--- CHALLENGE ---
Set the listing down unchanged, minus every embedded image.

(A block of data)
+++

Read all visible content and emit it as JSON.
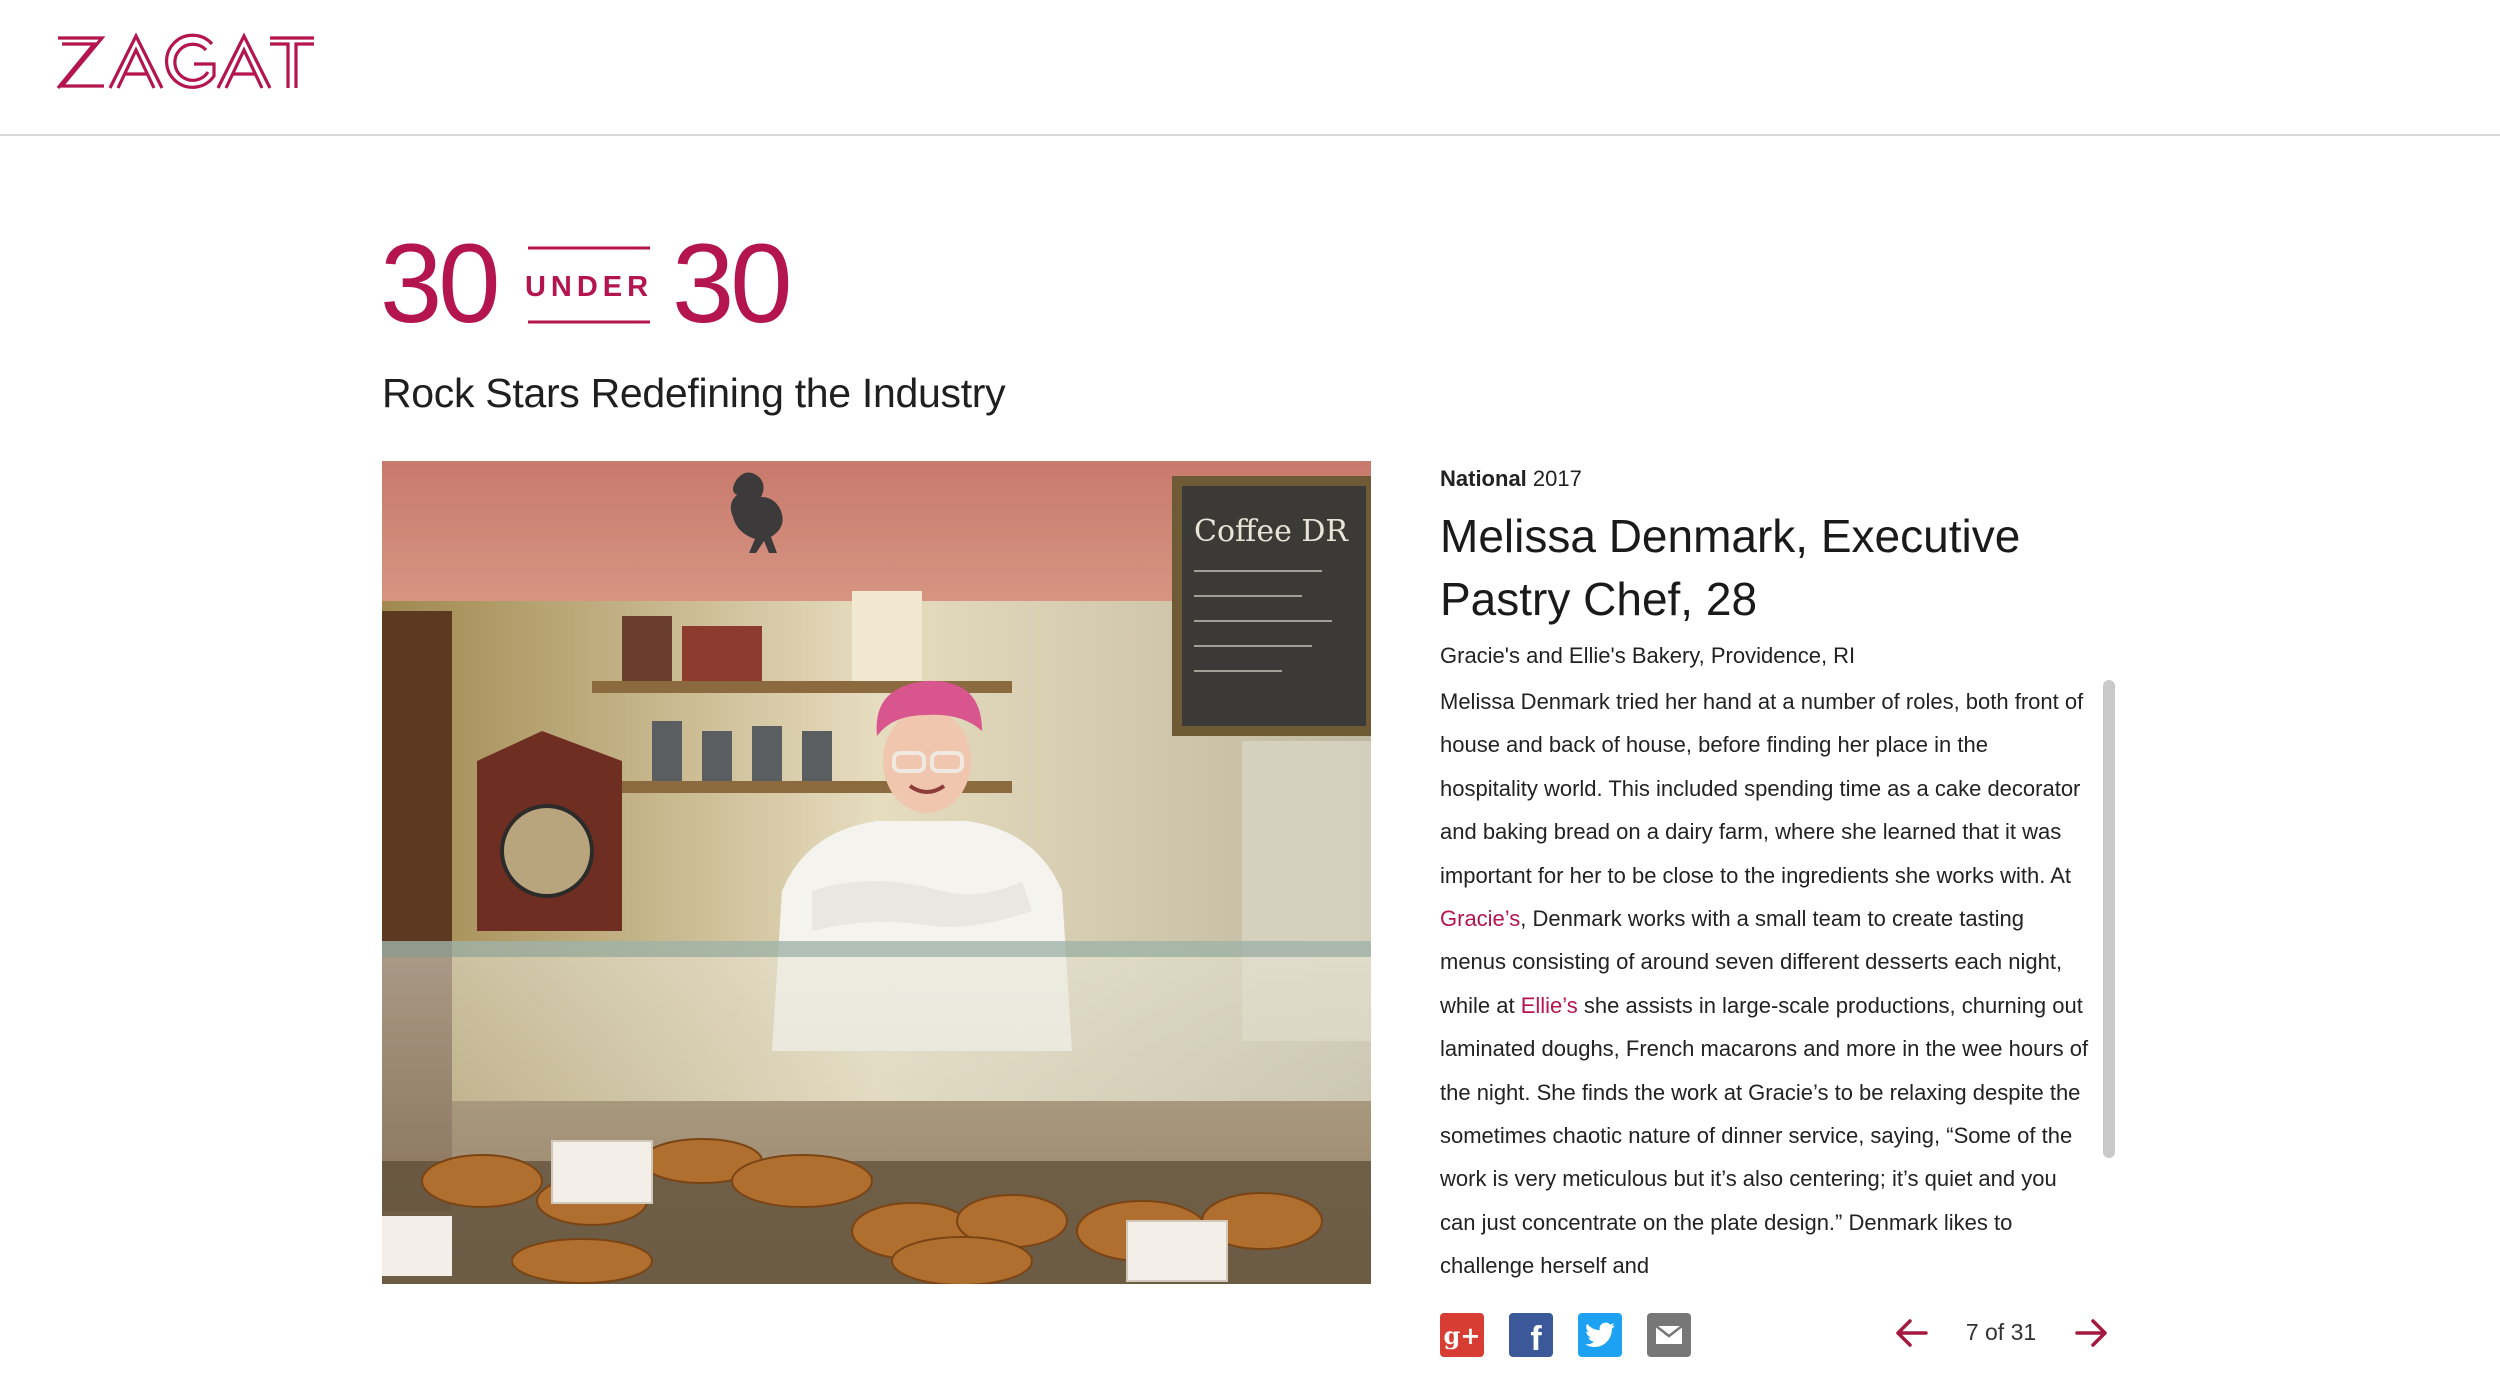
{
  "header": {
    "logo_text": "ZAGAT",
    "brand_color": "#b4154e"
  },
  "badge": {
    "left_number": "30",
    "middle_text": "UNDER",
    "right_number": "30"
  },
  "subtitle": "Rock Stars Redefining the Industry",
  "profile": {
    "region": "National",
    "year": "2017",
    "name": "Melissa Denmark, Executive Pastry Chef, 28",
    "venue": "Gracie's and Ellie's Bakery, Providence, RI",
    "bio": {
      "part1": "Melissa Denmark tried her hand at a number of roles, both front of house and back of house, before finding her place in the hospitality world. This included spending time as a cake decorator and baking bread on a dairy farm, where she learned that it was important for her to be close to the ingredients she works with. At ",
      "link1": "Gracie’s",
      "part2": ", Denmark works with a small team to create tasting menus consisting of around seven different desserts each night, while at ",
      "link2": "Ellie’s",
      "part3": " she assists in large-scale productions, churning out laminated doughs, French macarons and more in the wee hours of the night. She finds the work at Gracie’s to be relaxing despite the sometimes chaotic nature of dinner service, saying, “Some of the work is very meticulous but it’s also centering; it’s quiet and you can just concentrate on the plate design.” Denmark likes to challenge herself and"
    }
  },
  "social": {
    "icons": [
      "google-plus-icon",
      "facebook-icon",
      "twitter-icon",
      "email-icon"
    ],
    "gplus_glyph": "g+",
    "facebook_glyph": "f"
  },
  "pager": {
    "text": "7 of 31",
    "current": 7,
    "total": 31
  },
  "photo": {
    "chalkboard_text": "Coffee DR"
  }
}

+++

--- RESULT OF THIS TASK ---
Read all visible content and emit it as JSON.
{
  "header": {
    "logo_text": "ZAGAT",
    "brand_color": "#b4154e"
  },
  "badge": {
    "left_number": "30",
    "middle_text": "UNDER",
    "right_number": "30"
  },
  "subtitle": "Rock Stars Redefining the Industry",
  "profile": {
    "region": "National",
    "year": "2017",
    "name": "Melissa Denmark, Executive Pastry Chef, 28",
    "venue": "Gracie's and Ellie's Bakery, Providence, RI",
    "bio": {
      "part1": "Melissa Denmark tried her hand at a number of roles, both front of house and back of house, before finding her place in the hospitality world. This included spending time as a cake decorator and baking bread on a dairy farm, where she learned that it was important for her to be close to the ingredients she works with. At ",
      "link1": "Gracie’s",
      "part2": ", Denmark works with a small team to create tasting menus consisting of around seven different desserts each night, while at ",
      "link2": "Ellie’s",
      "part3": " she assists in large-scale productions, churning out laminated doughs, French macarons and more in the wee hours of the night. She finds the work at Gracie’s to be relaxing despite the sometimes chaotic nature of dinner service, saying, “Some of the work is very meticulous but it’s also centering; it’s quiet and you can just concentrate on the plate design.” Denmark likes to challenge herself and"
    }
  },
  "social": {
    "icons": [
      "google-plus-icon",
      "facebook-icon",
      "twitter-icon",
      "email-icon"
    ],
    "gplus_glyph": "g+",
    "facebook_glyph": "f"
  },
  "pager": {
    "text": "7 of 31",
    "current": 7,
    "total": 31
  },
  "photo": {
    "chalkboard_text": "Coffee DR"
  }
}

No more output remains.